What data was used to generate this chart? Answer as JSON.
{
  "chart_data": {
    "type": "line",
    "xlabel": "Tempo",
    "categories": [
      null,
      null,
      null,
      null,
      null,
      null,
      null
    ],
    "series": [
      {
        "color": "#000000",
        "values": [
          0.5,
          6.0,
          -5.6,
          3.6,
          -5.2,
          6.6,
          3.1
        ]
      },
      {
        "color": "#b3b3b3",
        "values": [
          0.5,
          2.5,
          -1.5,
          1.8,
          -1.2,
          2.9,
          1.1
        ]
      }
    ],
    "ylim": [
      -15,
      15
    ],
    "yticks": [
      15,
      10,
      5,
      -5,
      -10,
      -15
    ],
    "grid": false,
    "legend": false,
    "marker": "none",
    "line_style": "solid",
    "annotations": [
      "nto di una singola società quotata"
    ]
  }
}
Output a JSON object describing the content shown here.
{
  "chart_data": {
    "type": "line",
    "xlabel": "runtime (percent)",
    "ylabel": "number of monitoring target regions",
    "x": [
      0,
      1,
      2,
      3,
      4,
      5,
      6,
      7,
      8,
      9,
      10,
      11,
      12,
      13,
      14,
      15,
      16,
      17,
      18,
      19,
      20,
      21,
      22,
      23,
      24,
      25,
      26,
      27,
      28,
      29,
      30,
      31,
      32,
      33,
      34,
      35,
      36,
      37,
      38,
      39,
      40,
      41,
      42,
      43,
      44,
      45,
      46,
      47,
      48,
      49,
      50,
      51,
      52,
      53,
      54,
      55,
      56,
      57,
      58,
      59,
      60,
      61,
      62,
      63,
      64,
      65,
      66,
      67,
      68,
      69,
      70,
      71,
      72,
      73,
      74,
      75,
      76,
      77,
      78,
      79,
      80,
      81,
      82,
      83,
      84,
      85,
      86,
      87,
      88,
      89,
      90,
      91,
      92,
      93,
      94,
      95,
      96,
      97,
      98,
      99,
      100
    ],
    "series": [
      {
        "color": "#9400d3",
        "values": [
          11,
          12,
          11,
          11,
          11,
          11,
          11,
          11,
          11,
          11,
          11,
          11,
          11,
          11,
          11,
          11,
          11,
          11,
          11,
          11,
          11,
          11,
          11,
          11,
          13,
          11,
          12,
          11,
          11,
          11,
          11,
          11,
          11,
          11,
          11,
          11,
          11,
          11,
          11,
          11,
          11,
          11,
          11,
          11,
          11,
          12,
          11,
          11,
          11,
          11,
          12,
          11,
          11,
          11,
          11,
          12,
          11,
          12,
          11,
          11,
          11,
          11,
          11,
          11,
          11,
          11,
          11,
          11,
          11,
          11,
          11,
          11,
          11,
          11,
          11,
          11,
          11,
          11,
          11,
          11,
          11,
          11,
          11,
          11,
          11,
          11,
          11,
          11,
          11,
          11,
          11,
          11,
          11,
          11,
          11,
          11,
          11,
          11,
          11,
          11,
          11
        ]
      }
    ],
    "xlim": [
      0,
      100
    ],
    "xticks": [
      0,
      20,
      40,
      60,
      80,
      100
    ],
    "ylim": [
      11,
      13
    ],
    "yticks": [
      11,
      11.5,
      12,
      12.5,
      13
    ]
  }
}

#### PROBLEM REQUIREMENTS:
Tell how many lines above contain the word "color". Give the number alone.

#### TASK RESPONSE:
3